*Work required*. Locate "Read all visible content and emit it as JSON." in the listing. Transcribe the line that contains it and every line that follows, through the last, omitting all pictures.

▶

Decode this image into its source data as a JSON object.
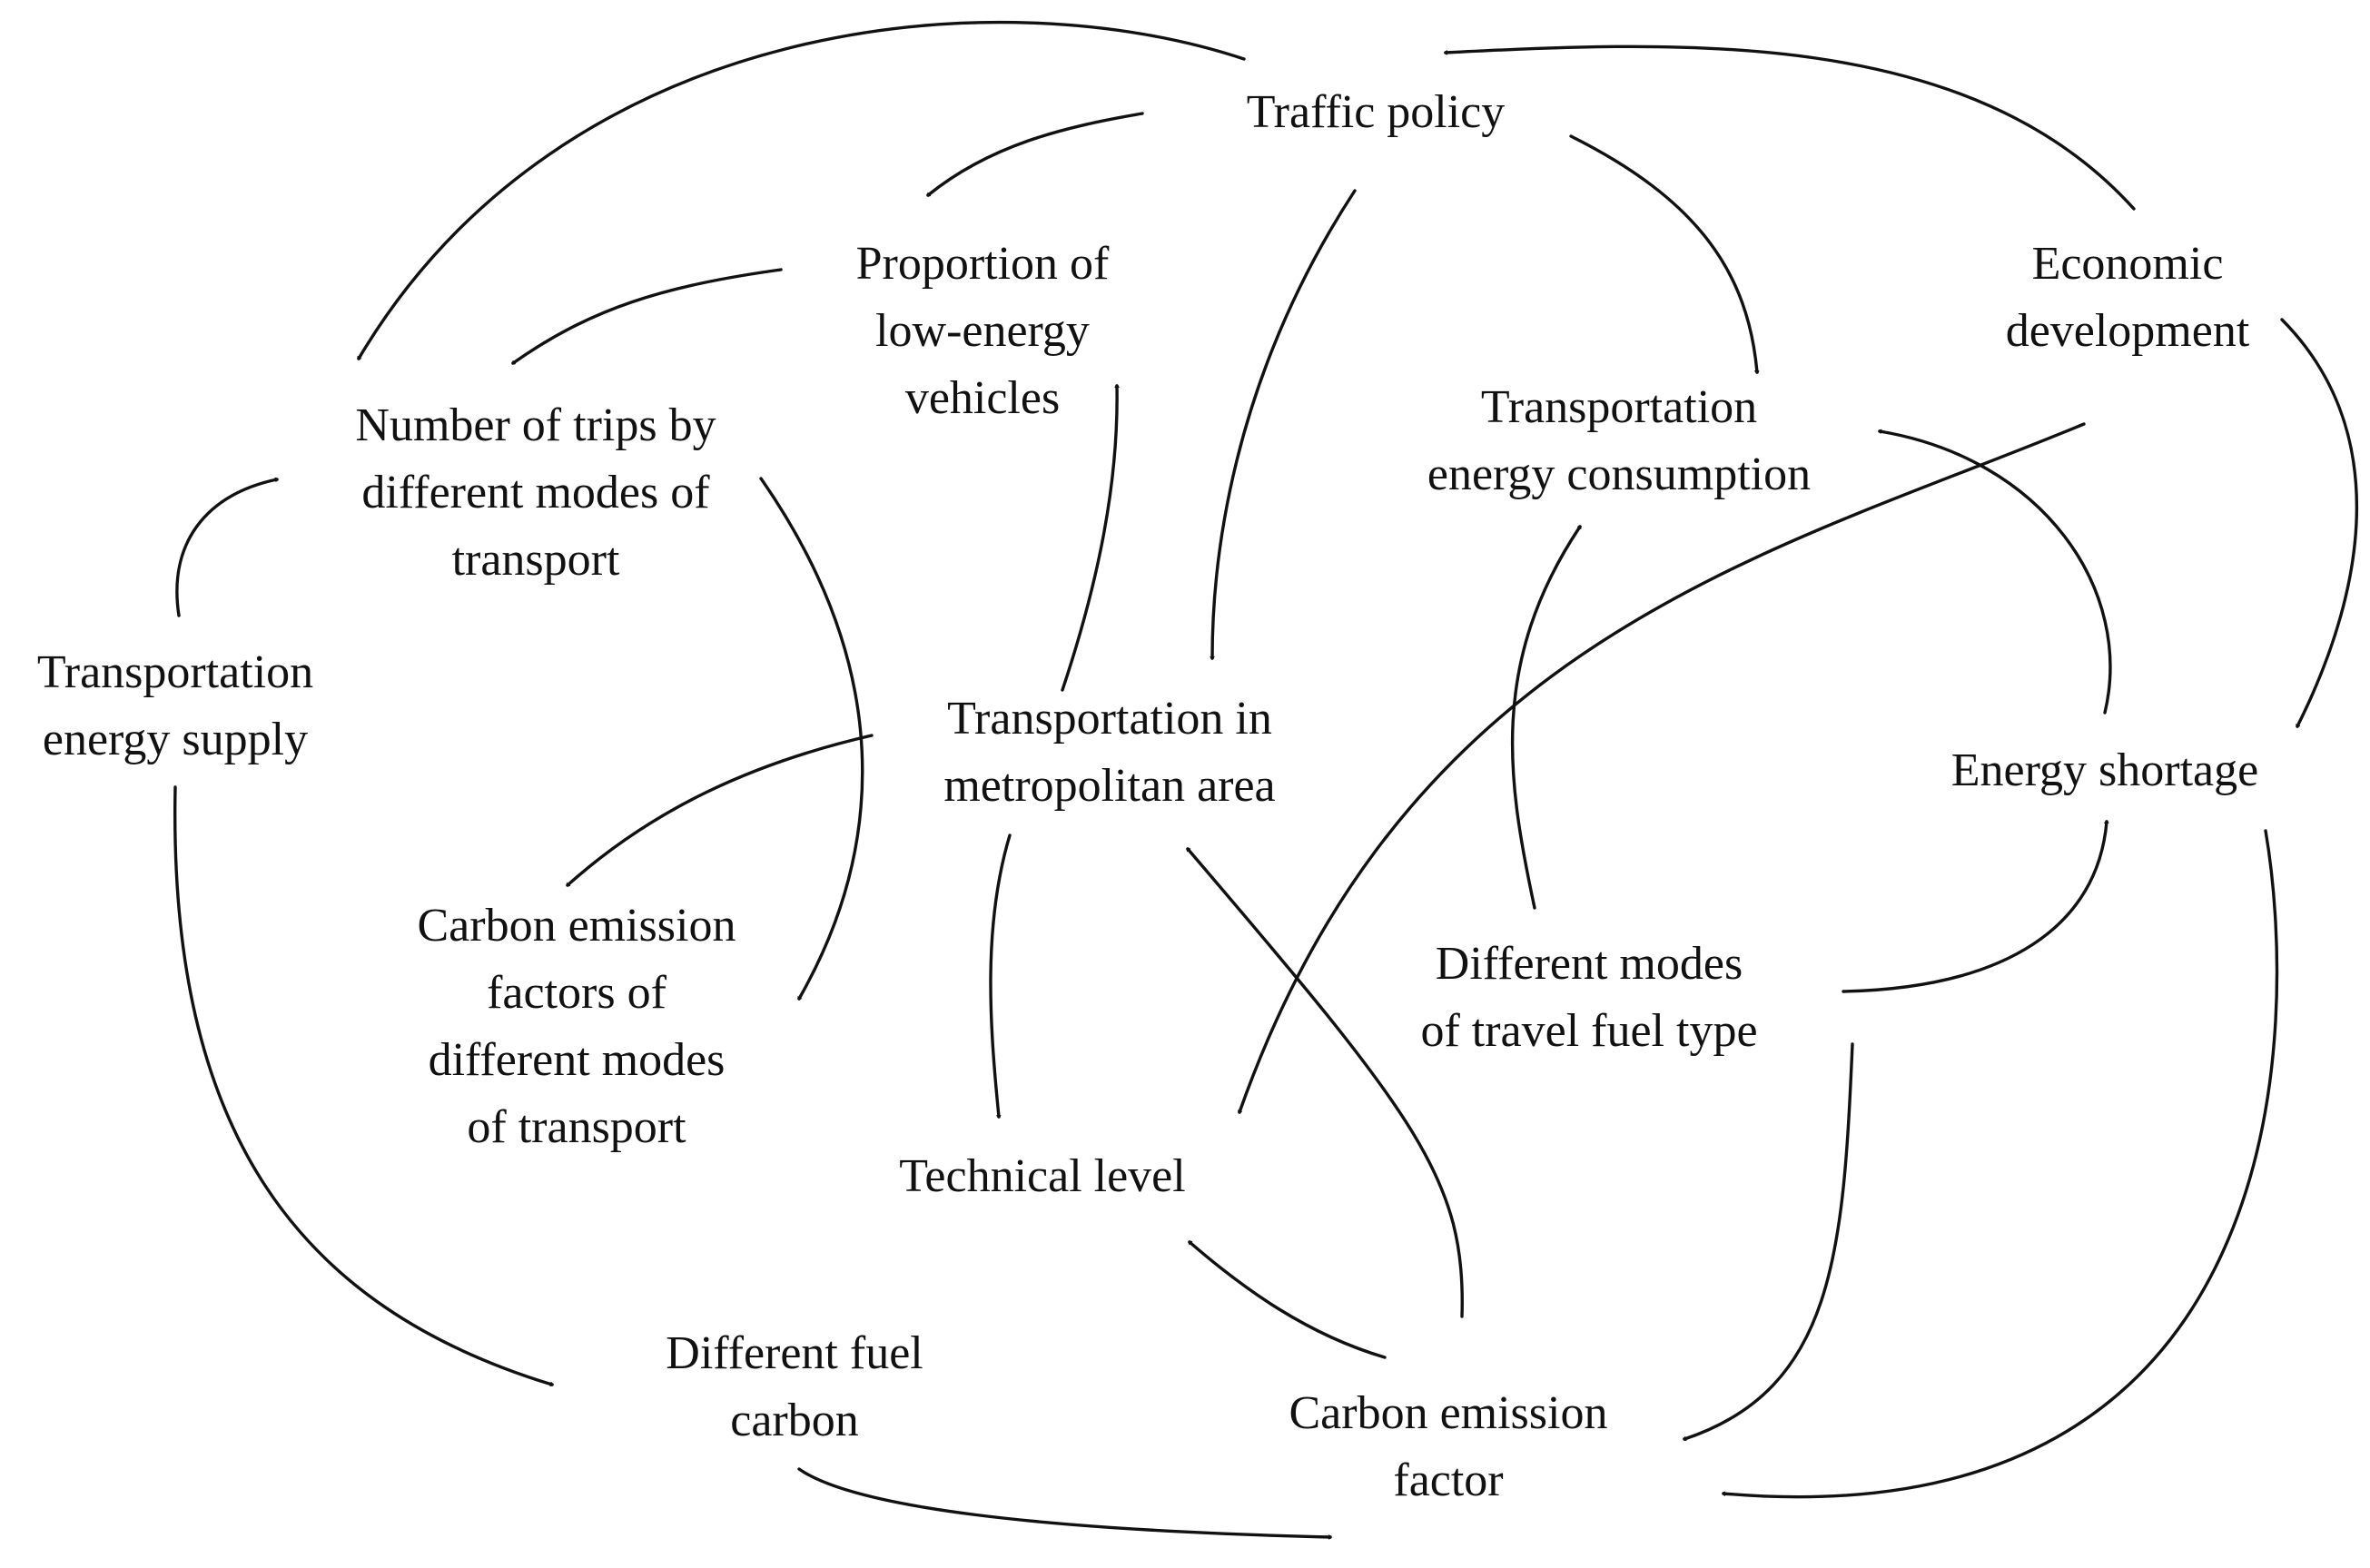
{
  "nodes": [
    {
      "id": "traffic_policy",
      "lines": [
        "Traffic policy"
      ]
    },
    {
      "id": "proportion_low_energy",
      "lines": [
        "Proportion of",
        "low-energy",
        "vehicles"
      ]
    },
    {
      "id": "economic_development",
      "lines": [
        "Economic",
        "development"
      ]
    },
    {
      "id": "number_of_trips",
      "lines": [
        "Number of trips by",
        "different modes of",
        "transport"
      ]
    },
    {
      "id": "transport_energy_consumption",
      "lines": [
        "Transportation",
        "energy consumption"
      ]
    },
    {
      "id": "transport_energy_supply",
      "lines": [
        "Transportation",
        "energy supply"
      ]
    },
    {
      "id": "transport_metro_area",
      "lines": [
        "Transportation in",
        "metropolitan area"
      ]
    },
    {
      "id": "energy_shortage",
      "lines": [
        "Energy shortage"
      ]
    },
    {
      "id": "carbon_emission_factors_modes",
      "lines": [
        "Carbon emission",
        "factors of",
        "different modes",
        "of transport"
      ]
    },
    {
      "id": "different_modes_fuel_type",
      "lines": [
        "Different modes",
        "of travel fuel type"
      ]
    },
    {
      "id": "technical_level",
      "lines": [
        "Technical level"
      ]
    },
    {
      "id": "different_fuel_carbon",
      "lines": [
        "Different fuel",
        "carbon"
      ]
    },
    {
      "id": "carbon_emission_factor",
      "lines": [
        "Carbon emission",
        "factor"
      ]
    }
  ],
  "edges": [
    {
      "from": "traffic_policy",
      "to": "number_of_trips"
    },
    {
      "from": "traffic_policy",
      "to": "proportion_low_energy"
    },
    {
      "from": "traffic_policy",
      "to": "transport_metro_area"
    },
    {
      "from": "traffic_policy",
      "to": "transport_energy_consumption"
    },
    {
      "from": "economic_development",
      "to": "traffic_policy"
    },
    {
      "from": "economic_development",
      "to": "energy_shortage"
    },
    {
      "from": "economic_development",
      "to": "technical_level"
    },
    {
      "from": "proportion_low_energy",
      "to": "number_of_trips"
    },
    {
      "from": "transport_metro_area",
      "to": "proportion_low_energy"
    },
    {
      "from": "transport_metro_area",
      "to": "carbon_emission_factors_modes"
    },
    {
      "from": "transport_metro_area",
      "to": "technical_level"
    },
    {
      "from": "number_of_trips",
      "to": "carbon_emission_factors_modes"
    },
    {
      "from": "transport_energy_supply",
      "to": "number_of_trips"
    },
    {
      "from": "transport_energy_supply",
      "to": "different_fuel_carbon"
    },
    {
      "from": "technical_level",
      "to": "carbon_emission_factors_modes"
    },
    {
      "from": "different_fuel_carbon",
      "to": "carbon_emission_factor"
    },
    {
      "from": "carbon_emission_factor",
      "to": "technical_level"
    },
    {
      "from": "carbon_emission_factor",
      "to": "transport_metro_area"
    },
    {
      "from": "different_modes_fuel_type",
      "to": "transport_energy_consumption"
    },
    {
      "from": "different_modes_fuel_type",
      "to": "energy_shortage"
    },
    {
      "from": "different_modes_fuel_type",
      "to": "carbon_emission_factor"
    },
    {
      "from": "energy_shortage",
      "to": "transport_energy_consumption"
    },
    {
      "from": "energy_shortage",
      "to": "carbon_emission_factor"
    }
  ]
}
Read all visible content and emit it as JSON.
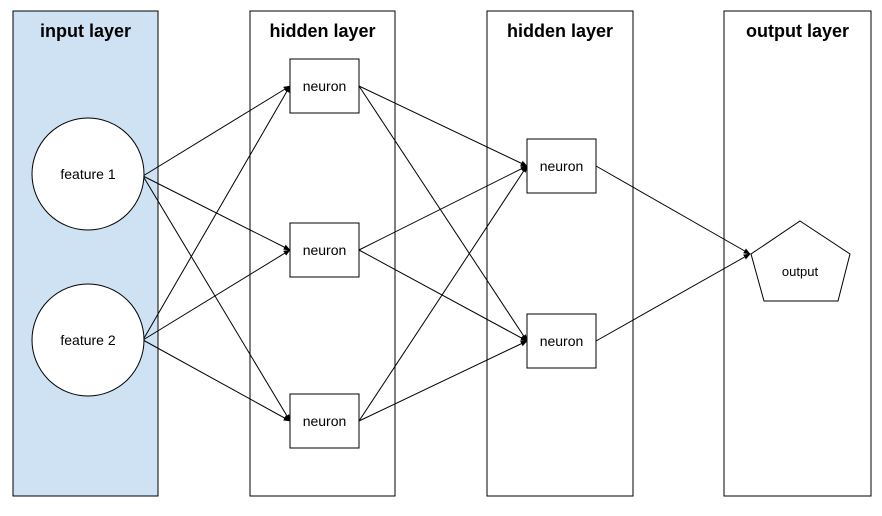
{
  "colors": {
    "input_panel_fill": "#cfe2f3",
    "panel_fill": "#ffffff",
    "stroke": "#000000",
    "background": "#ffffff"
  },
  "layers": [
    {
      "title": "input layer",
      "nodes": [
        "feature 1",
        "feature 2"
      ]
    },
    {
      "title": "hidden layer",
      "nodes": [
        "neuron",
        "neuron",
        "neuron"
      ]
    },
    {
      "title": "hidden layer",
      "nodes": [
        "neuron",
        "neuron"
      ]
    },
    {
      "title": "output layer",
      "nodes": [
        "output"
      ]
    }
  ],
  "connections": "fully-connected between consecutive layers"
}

◀

*Task response*.
Read all visible content and emit it as JSON.
{
  "colors": {
    "input_panel_fill": "#cfe2f3",
    "panel_fill": "#ffffff",
    "stroke": "#000000",
    "background": "#ffffff"
  },
  "layers": [
    {
      "title": "input layer",
      "nodes": [
        "feature 1",
        "feature 2"
      ]
    },
    {
      "title": "hidden layer",
      "nodes": [
        "neuron",
        "neuron",
        "neuron"
      ]
    },
    {
      "title": "hidden layer",
      "nodes": [
        "neuron",
        "neuron"
      ]
    },
    {
      "title": "output layer",
      "nodes": [
        "output"
      ]
    }
  ],
  "connections": "fully-connected between consecutive layers"
}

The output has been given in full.